▶ _WRITTEN REQUEST_
Lines that hold the string "frac" are to be counted; give only their number.

▶ _RECORD EXCERPTS_
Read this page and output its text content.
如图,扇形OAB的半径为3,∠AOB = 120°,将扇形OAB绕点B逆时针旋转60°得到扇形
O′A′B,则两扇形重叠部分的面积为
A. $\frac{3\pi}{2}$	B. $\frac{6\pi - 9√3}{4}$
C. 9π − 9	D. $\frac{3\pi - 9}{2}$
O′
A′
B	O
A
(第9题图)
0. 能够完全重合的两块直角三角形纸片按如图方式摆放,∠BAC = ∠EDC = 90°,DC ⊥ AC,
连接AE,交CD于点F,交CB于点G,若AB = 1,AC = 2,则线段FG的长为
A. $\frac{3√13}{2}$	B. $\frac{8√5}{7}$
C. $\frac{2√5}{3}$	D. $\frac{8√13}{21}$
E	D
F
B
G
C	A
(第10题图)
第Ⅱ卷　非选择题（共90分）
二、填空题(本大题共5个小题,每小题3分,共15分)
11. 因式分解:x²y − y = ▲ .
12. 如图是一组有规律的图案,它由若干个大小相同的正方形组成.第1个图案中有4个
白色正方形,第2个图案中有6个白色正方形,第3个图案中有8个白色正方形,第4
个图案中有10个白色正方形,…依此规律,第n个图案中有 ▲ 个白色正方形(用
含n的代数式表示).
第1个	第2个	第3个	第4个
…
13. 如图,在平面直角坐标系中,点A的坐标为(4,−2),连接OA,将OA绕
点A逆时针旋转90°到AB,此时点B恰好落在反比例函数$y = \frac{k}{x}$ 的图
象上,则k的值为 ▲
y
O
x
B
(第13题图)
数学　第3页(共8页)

▶ _EXPECTED ANSWER_
5